-- START OF Records for this task --
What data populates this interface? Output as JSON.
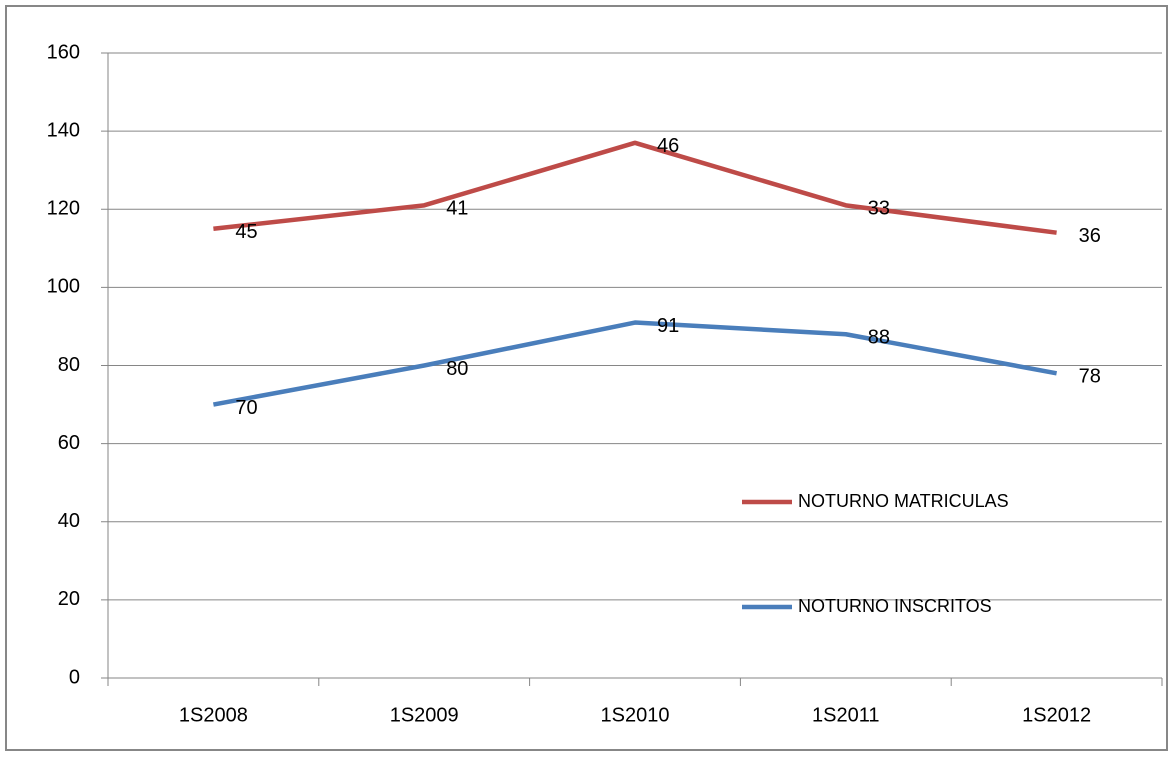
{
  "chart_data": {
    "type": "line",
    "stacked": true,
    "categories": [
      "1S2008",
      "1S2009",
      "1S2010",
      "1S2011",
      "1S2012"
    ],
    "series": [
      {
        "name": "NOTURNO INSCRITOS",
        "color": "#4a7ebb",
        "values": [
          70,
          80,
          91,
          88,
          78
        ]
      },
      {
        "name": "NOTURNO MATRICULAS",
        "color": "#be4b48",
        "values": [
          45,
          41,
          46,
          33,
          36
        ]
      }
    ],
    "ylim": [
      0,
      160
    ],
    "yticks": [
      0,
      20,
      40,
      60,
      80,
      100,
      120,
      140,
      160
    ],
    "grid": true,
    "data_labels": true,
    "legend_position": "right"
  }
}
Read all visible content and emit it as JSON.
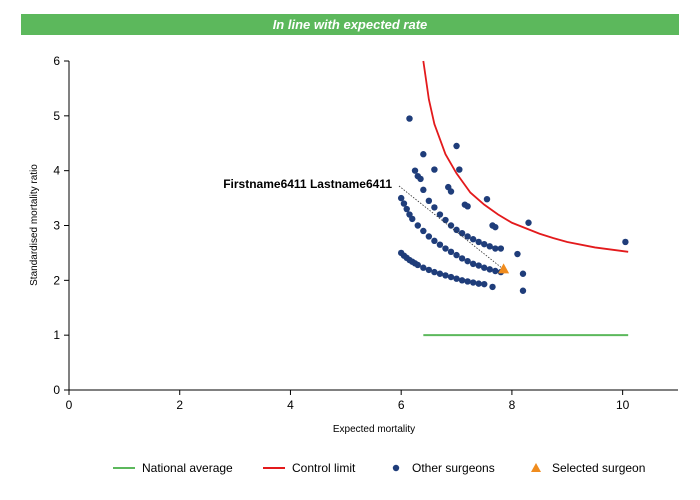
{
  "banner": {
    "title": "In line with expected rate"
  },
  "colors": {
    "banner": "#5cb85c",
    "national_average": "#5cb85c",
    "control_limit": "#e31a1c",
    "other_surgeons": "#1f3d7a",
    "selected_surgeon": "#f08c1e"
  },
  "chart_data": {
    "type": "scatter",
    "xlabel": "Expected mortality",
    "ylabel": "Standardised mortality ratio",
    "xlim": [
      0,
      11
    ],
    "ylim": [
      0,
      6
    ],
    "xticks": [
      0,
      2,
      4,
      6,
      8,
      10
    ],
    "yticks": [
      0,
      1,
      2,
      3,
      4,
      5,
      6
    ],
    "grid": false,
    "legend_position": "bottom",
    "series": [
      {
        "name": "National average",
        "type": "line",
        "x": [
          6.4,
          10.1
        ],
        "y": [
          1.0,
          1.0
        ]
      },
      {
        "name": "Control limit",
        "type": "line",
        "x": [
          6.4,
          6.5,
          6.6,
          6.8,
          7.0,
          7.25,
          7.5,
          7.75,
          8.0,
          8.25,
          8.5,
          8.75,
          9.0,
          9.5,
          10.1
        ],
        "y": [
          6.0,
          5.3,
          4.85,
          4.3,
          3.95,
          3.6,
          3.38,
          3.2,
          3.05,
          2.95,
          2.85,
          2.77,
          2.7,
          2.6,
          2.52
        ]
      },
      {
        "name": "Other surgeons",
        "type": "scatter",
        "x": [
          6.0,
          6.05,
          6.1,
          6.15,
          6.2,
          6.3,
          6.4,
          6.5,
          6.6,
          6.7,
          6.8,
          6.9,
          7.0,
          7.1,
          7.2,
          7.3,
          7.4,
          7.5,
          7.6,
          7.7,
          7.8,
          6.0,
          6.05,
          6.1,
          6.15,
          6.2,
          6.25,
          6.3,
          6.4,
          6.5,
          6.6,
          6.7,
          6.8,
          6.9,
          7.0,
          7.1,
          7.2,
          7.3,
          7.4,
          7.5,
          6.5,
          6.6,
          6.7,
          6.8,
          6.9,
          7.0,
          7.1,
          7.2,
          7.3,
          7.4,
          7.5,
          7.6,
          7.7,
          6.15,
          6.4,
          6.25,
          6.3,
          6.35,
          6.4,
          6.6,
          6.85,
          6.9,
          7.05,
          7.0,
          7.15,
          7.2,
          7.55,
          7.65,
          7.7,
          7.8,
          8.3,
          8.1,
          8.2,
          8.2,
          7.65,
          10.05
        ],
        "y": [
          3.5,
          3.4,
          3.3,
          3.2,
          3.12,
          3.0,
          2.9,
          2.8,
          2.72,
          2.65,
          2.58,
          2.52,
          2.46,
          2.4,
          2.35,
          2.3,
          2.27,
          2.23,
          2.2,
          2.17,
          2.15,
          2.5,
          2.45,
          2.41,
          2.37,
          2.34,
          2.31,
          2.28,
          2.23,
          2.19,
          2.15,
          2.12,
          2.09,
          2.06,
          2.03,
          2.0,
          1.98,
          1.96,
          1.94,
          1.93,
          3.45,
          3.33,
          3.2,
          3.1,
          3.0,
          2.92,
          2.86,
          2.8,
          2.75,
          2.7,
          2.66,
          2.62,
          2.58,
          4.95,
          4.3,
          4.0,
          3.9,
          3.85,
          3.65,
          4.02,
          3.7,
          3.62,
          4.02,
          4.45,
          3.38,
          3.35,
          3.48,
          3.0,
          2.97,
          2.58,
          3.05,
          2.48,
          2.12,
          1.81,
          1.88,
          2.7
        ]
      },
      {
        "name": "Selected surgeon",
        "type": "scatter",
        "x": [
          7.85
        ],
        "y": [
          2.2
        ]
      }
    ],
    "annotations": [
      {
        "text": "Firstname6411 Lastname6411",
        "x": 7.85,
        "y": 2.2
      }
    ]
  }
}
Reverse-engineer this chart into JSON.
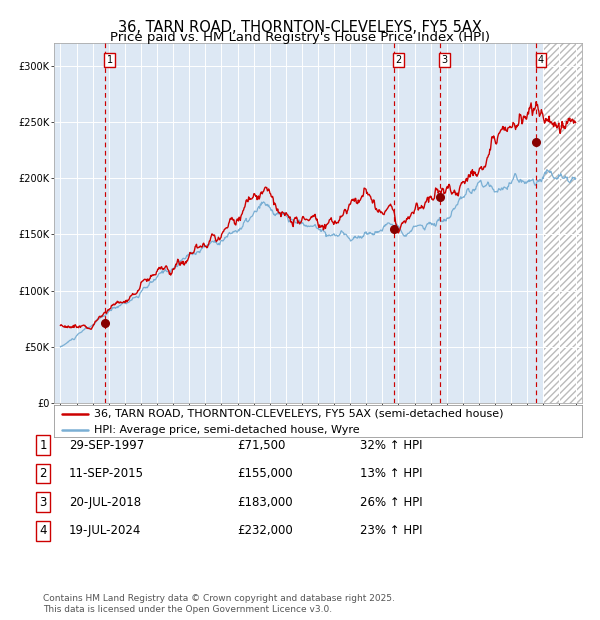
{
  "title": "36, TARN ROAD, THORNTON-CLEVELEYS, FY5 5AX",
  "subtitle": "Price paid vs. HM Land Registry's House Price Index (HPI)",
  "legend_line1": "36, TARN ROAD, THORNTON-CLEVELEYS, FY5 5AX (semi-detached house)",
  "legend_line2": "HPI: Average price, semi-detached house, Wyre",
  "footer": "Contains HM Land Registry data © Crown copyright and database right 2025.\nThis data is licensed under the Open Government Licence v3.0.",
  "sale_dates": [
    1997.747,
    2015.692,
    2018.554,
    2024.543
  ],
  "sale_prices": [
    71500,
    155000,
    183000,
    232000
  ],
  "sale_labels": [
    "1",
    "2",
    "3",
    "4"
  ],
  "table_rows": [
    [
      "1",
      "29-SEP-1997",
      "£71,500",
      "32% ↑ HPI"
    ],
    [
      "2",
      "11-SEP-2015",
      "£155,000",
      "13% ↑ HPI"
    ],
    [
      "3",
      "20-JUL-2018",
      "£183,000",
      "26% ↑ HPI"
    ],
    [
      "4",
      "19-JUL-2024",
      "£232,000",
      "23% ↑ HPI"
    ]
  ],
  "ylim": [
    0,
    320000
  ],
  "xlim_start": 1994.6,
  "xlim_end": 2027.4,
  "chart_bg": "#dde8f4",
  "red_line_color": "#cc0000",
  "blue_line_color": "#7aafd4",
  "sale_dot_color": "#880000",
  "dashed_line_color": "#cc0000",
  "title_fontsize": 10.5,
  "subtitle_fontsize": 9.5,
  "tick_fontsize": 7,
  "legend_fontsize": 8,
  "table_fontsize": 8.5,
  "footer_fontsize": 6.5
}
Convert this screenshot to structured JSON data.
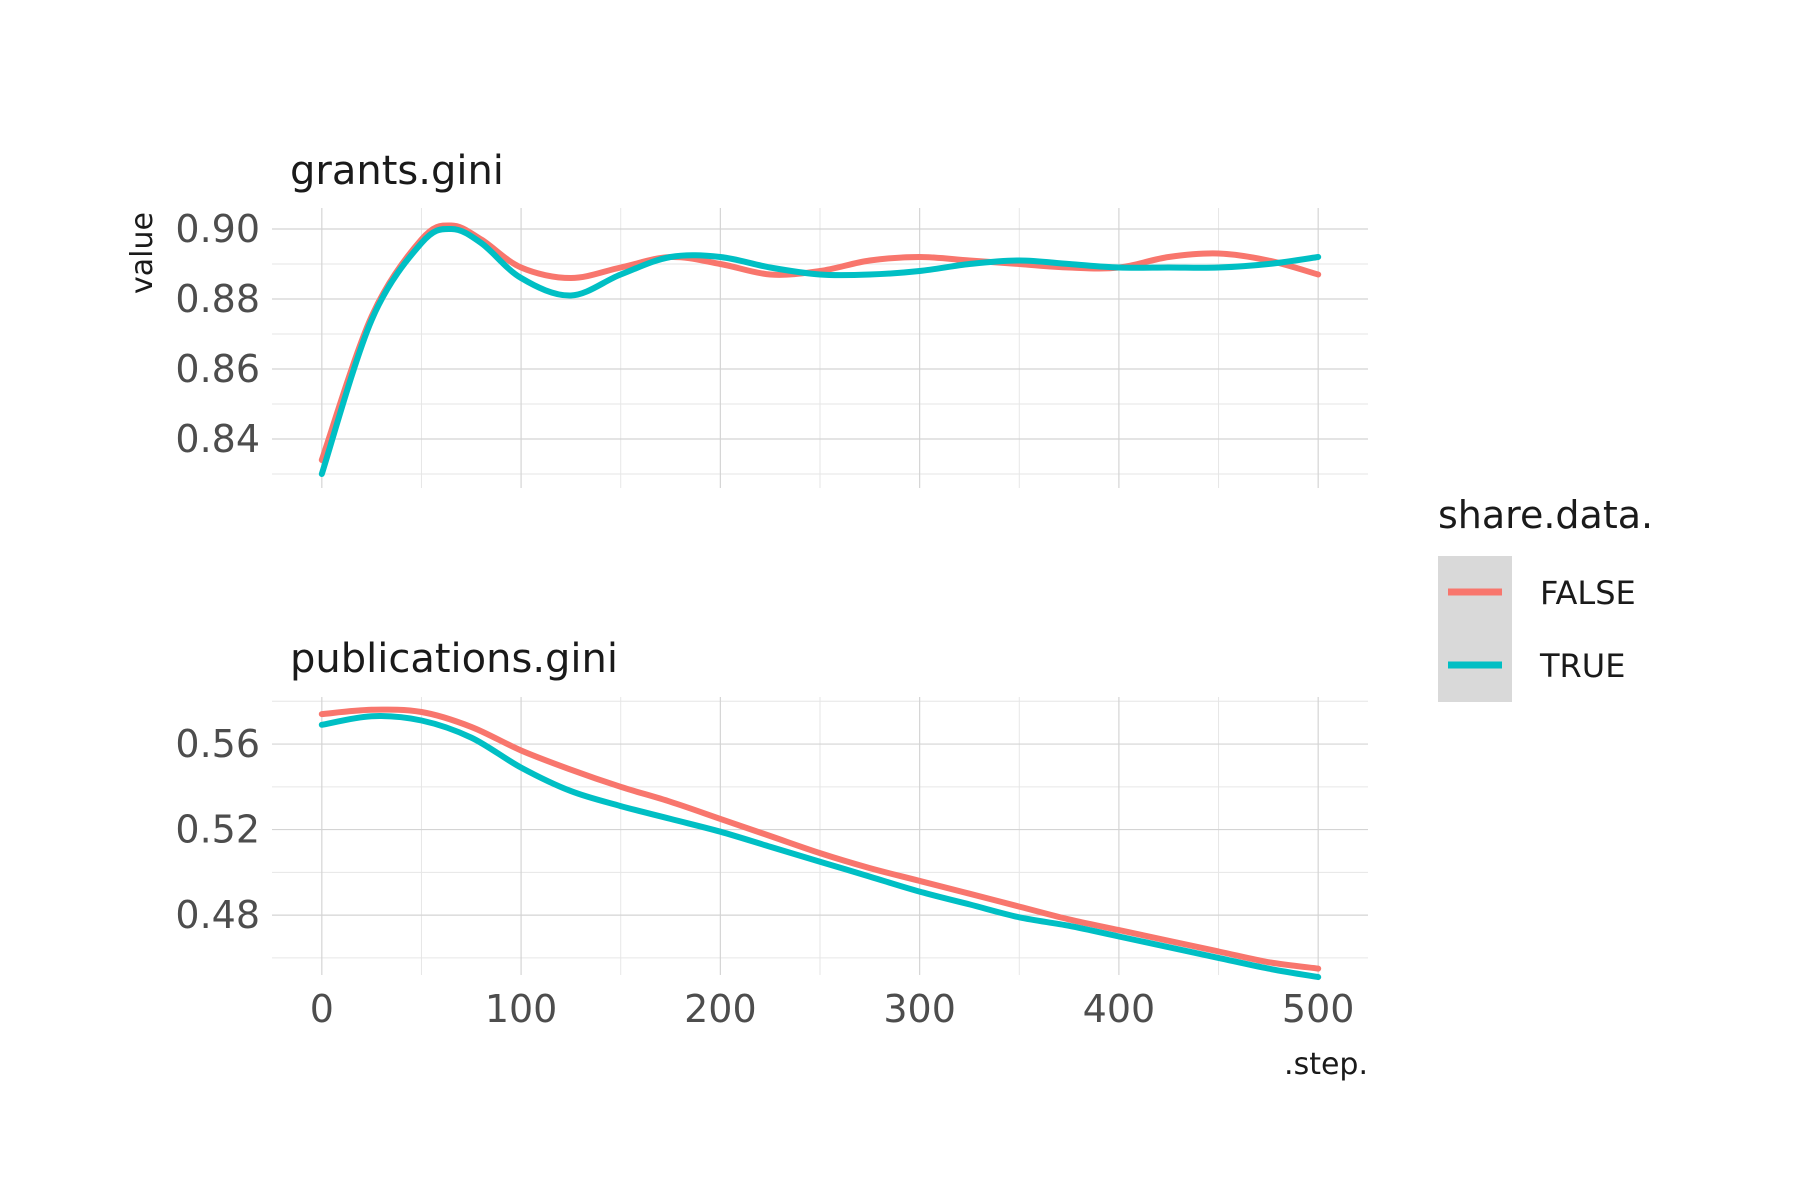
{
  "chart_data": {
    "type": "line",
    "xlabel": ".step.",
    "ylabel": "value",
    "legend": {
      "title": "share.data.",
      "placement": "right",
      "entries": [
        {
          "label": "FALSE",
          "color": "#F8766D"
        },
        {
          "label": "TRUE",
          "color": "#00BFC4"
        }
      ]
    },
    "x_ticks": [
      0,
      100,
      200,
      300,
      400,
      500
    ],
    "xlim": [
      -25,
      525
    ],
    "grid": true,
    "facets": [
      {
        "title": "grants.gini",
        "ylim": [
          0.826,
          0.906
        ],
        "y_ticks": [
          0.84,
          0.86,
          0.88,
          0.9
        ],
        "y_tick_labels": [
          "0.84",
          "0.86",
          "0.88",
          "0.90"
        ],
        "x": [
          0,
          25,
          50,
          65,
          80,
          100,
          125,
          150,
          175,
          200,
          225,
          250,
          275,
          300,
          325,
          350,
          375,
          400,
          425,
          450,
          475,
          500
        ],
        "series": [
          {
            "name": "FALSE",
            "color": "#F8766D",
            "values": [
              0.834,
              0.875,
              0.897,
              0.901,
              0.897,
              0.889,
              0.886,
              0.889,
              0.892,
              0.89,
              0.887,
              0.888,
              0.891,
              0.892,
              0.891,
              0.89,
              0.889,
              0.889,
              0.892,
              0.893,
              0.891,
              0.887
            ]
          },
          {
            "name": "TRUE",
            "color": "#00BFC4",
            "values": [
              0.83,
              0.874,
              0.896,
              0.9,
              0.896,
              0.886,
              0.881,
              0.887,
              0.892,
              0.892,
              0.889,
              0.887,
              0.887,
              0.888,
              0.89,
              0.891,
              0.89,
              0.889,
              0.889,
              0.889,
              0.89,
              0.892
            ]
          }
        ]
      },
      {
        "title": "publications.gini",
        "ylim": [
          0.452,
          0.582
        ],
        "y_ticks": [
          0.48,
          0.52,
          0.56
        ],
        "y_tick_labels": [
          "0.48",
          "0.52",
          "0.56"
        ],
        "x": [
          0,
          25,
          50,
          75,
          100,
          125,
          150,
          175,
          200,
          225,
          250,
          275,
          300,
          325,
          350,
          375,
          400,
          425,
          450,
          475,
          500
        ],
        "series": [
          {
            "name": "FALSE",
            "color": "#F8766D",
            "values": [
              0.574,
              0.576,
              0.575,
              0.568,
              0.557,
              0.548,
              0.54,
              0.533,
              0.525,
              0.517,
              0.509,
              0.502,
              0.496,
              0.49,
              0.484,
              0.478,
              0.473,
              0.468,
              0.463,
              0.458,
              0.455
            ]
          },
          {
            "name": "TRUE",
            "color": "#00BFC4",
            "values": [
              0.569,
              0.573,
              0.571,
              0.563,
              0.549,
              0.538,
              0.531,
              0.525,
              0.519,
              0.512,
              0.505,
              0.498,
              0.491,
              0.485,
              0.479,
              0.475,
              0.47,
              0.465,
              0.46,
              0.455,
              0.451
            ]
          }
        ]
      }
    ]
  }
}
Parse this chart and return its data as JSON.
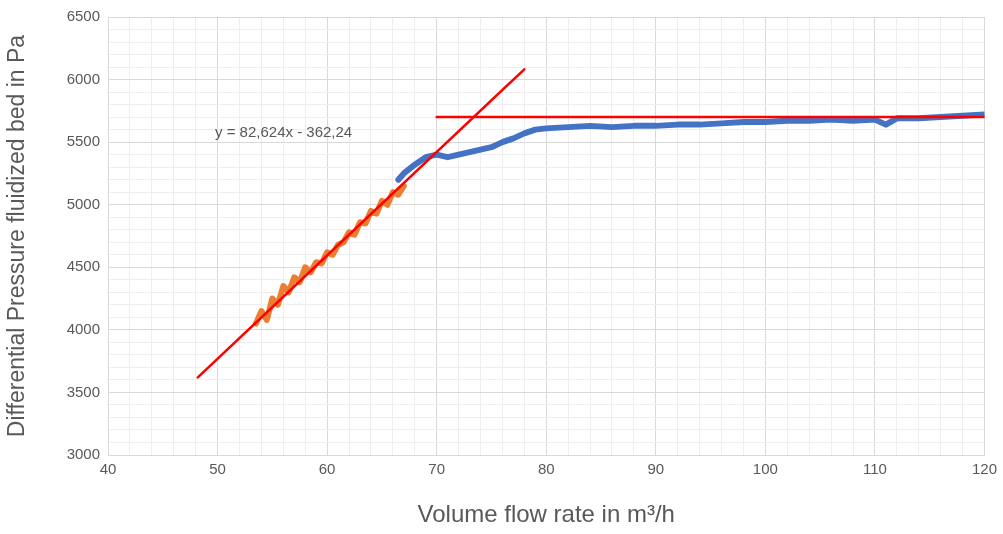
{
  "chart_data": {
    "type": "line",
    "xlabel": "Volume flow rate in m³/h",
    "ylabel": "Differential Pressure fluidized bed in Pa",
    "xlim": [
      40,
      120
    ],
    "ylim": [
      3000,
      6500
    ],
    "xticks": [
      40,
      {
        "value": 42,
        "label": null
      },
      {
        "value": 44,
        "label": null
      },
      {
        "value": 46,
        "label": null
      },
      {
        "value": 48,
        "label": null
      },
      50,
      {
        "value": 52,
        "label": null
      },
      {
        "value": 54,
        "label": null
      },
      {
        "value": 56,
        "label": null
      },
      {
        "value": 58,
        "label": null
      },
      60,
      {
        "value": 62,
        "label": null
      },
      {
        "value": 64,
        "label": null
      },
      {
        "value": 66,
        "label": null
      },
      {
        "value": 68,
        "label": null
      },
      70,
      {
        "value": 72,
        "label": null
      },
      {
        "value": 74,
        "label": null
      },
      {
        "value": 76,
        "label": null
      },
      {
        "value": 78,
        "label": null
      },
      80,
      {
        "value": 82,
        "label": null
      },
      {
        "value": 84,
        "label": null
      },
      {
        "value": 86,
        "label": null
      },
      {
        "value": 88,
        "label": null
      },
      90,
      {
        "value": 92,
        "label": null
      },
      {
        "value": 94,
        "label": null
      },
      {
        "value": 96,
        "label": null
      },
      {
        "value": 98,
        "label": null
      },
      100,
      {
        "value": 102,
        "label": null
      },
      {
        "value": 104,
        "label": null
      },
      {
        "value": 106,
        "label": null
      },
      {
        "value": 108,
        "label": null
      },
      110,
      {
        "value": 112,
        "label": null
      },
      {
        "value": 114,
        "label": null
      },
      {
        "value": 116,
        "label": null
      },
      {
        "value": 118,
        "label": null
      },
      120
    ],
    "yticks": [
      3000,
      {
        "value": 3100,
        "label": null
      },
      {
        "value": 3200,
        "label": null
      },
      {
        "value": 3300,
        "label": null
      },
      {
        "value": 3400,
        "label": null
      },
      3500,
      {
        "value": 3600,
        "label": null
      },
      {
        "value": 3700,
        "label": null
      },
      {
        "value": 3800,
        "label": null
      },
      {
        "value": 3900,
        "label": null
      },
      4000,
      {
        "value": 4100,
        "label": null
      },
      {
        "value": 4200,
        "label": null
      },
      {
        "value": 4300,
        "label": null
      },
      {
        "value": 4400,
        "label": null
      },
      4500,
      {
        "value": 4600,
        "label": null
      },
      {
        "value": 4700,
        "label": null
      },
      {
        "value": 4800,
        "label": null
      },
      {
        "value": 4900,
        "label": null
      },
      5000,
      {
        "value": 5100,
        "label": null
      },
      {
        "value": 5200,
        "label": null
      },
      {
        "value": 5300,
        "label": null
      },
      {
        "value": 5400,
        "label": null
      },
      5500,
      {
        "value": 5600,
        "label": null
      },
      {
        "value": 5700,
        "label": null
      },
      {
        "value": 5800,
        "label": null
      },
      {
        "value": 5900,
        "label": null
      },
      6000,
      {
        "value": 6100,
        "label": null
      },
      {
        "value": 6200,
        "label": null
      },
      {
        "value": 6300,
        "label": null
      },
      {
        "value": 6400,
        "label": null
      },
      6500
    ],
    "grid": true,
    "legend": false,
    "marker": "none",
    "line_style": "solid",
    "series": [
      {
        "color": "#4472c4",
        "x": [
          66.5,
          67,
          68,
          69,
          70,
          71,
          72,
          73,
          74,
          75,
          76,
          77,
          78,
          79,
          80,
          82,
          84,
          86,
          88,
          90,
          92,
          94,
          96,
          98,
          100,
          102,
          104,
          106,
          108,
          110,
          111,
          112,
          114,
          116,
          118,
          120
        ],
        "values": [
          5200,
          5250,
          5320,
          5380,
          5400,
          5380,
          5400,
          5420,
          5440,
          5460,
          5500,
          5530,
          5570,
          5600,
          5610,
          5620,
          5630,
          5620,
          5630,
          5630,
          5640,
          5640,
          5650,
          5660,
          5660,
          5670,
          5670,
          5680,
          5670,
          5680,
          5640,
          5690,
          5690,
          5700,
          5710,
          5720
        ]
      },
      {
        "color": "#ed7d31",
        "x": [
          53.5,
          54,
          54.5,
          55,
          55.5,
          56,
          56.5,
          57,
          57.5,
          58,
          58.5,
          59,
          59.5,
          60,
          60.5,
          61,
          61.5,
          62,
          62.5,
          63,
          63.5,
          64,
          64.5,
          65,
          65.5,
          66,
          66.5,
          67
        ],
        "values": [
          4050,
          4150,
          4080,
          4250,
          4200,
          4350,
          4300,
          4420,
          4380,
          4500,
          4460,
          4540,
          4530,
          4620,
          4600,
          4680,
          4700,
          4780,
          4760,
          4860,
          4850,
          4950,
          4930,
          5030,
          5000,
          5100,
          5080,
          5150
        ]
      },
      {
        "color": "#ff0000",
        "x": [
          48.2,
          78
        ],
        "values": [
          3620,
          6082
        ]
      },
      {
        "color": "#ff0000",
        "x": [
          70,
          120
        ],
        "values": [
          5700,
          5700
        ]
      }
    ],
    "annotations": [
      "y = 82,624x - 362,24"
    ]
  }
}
-- END OF Records for this task --
▶ The request: In the records above, find each line holding "THORNTON" and copy it.

▶ Solution to the exercise:
  "title": "36, TARN ROAD, THORNTON-CLEVELEYS, FY5 5AX",
  "legend_line1": "36, TARN ROAD, THORNTON-CLEVELEYS, FY5 5AX (semi-detached house)",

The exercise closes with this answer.